Report the count of lines holding "JSON" in the records, with no other words.

## Figure record listings:
##########

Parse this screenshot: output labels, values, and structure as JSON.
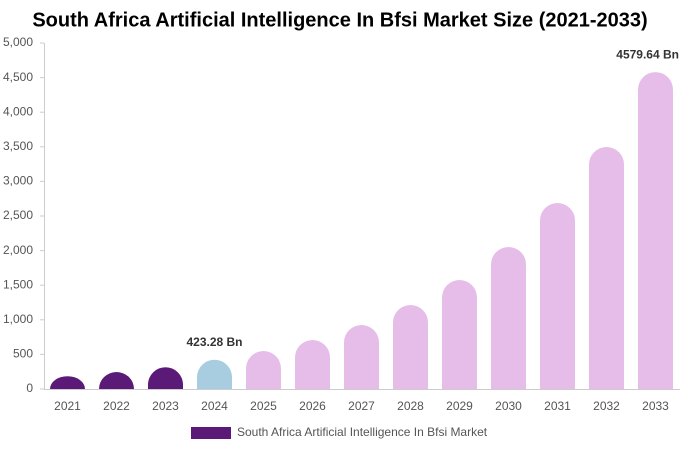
{
  "chart_data": {
    "type": "bar",
    "title": "South Africa Artificial Intelligence In Bfsi Market Size (2021-2033)",
    "categories": [
      "2021",
      "2022",
      "2023",
      "2024",
      "2025",
      "2026",
      "2027",
      "2028",
      "2029",
      "2030",
      "2031",
      "2032",
      "2033"
    ],
    "series": [
      {
        "name": "South Africa Artificial Intelligence In Bfsi Market",
        "color": "#5b1a78",
        "colors": [
          "#5b1a78",
          "#5b1a78",
          "#5b1a78",
          "#a8cde1",
          "#e6bde9",
          "#e6bde9",
          "#e6bde9",
          "#e6bde9",
          "#e6bde9",
          "#e6bde9",
          "#e6bde9",
          "#e6bde9",
          "#e6bde9"
        ],
        "values": [
          185,
          245,
          315,
          423.28,
          549,
          708,
          925,
          1214,
          1575,
          2052,
          2688,
          3497,
          4579.64
        ],
        "value_labels": [
          null,
          null,
          null,
          "423.28 Bn",
          null,
          null,
          null,
          null,
          null,
          null,
          null,
          null,
          "4579.64 Bn"
        ]
      }
    ],
    "ylim": [
      0,
      5000
    ],
    "yticks": [
      0,
      500,
      {
        "value": 1000,
        "label": "1,000"
      },
      {
        "value": 1500,
        "label": "1,500"
      },
      {
        "value": 2000,
        "label": "2,000"
      },
      {
        "value": 2500,
        "label": "2,500"
      },
      {
        "value": 3000,
        "label": "3,000"
      },
      {
        "value": 3500,
        "label": "3,500"
      },
      {
        "value": 4000,
        "label": "4,000"
      },
      {
        "value": 4500,
        "label": "4,500"
      },
      {
        "value": 5000,
        "label": "5,000"
      }
    ]
  }
}
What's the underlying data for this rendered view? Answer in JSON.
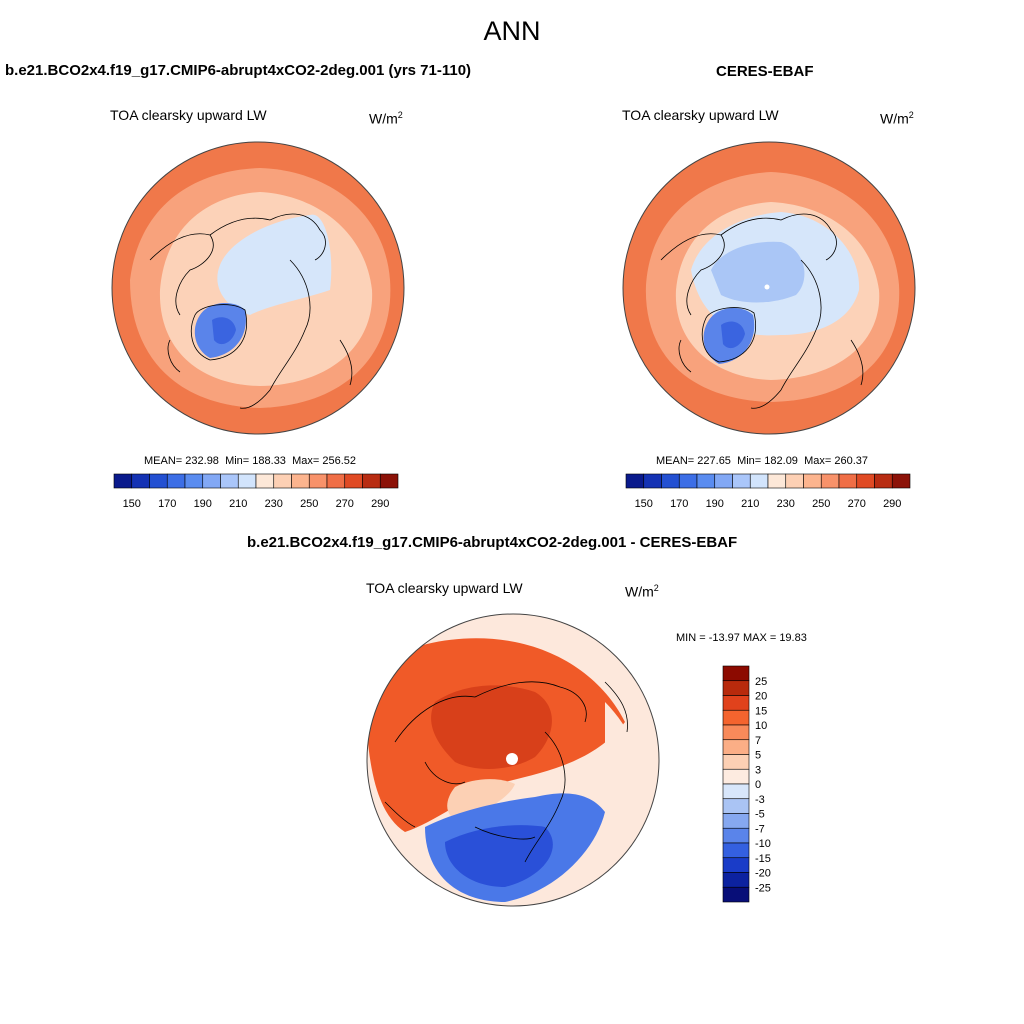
{
  "figure": {
    "title": "ANN"
  },
  "panels": {
    "test": {
      "case_title": "b.e21.BCO2x4.f19_g17.CMIP6-abrupt4xCO2-2deg.001 (yrs 71-110)",
      "variable": "TOA clearsky upward LW",
      "units": "W/m",
      "units_exp": "2",
      "stats": {
        "mean_label": "MEAN=",
        "mean": "232.98",
        "min_label": "Min=",
        "min": "188.33",
        "max_label": "Max=",
        "max": "256.52"
      }
    },
    "ref": {
      "case_title": "CERES-EBAF",
      "variable": "TOA clearsky upward LW",
      "units": "W/m",
      "units_exp": "2",
      "stats": {
        "mean_label": "MEAN=",
        "mean": "227.65",
        "min_label": "Min=",
        "min": "182.09",
        "max_label": "Max=",
        "max": "260.37"
      }
    },
    "diff": {
      "case_title": "b.e21.BCO2x4.f19_g17.CMIP6-abrupt4xCO2-2deg.001 - CERES-EBAF",
      "variable": "TOA clearsky upward LW",
      "units": "W/m",
      "units_exp": "2",
      "minmax": "MIN = -13.97 MAX =  19.83"
    }
  },
  "colorbars": {
    "main": {
      "orientation": "horizontal",
      "tick_labels": [
        "150",
        "170",
        "190",
        "210",
        "230",
        "250",
        "270",
        "290"
      ],
      "colors": [
        "#0a1a8c",
        "#1432b4",
        "#2350d2",
        "#3c6ee6",
        "#5a8cf0",
        "#82a8f5",
        "#aac6fa",
        "#d2e4fc",
        "#fde8d8",
        "#fdd0b4",
        "#fcb48e",
        "#f8926a",
        "#f06e46",
        "#e04a24",
        "#b82c12",
        "#8c1208"
      ]
    },
    "diff": {
      "orientation": "vertical",
      "levels_top_to_bottom": [
        "25",
        "20",
        "15",
        "10",
        "7",
        "5",
        "3",
        "0",
        "-3",
        "-5",
        "-7",
        "-10",
        "-15",
        "-20",
        "-25"
      ],
      "colors_top_to_bottom": [
        "#8c0a00",
        "#b82a0c",
        "#e0421c",
        "#f4642e",
        "#f88a5a",
        "#fbae86",
        "#fcd0b4",
        "#fdebe0",
        "#d8e6fa",
        "#aac4f4",
        "#86a8f0",
        "#5a84ea",
        "#3460e0",
        "#1a3cc8",
        "#0c22a0",
        "#080e78"
      ]
    }
  },
  "map_colors": {
    "ocean_warm": "#f0784a",
    "ocean_mid": "#f8a27c",
    "land_light": "#fcd2b8",
    "pale": "#fde8dc",
    "ice_light": "#d6e6fa",
    "ice_mid": "#aac6f6",
    "greenland": "#5a84ea",
    "greenland_deep": "#3a64e0",
    "diff_strong": "#d8401a",
    "diff_med": "#f05a28",
    "diff_light": "#fcd0b4",
    "diff_blue": "#4a78e8",
    "diff_blue_deep": "#2a50d8"
  }
}
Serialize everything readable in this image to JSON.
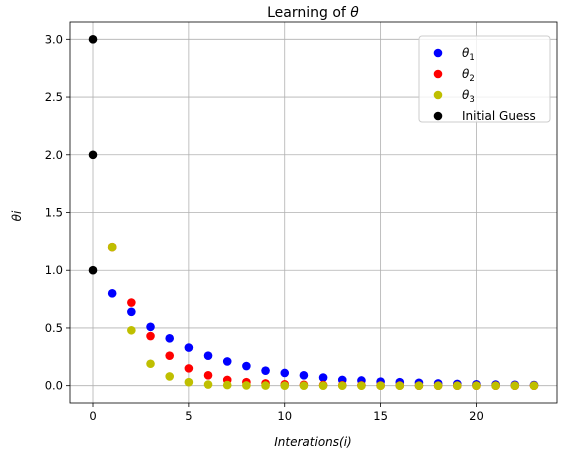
{
  "chart_data": {
    "type": "scatter",
    "title_prefix": "Learning of ",
    "title_symbol": "θ",
    "xlabel": "Interations(i)",
    "ylabel": "θi",
    "xlim": [
      -1.2,
      24.2
    ],
    "ylim": [
      -0.15,
      3.15
    ],
    "xticks": [
      0,
      5,
      10,
      15,
      20
    ],
    "yticks": [
      0.0,
      0.5,
      1.0,
      1.5,
      2.0,
      2.5,
      3.0
    ],
    "grid": true,
    "legend_position": "top-right",
    "series": [
      {
        "name": "θ1",
        "name_base": "θ",
        "name_sub": "1",
        "color": "#0000ff",
        "x": [
          1,
          2,
          3,
          4,
          5,
          6,
          7,
          8,
          9,
          10,
          11,
          12,
          13,
          14,
          15,
          16,
          17,
          18,
          19,
          20,
          21,
          22,
          23
        ],
        "y": [
          0.8,
          0.64,
          0.51,
          0.41,
          0.33,
          0.26,
          0.21,
          0.17,
          0.13,
          0.11,
          0.09,
          0.07,
          0.05,
          0.045,
          0.035,
          0.03,
          0.025,
          0.02,
          0.015,
          0.012,
          0.01,
          0.008,
          0.006
        ]
      },
      {
        "name": "θ2",
        "name_base": "θ",
        "name_sub": "2",
        "color": "#ff0000",
        "x": [
          1,
          2,
          3,
          4,
          5,
          6,
          7,
          8,
          9,
          10,
          11,
          12,
          13,
          14,
          15,
          16,
          17,
          18,
          19,
          20,
          21,
          22,
          23
        ],
        "y": [
          1.2,
          0.72,
          0.43,
          0.26,
          0.15,
          0.09,
          0.05,
          0.03,
          0.02,
          0.012,
          0.008,
          0.005,
          0.003,
          0.002,
          0.001,
          0.001,
          0.0,
          0.0,
          0.0,
          0.0,
          0.0,
          0.0,
          0.0
        ]
      },
      {
        "name": "θ3",
        "name_base": "θ",
        "name_sub": "3",
        "color": "#bfbf00",
        "x": [
          1,
          2,
          3,
          4,
          5,
          6,
          7,
          8,
          9,
          10,
          11,
          12,
          13,
          14,
          15,
          16,
          17,
          18,
          19,
          20,
          21,
          22,
          23
        ],
        "y": [
          1.2,
          0.48,
          0.19,
          0.08,
          0.03,
          0.01,
          0.005,
          0.002,
          0.001,
          0.0,
          0.0,
          0.0,
          0.0,
          0.0,
          0.0,
          0.0,
          0.0,
          0.0,
          0.0,
          0.0,
          0.0,
          0.0,
          0.0
        ]
      },
      {
        "name": "Initial Guess",
        "color": "#000000",
        "x": [
          0,
          0,
          0
        ],
        "y": [
          1.0,
          2.0,
          3.0
        ]
      }
    ]
  }
}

##########

## SOLUTION FOR THIS EXERCISE:
3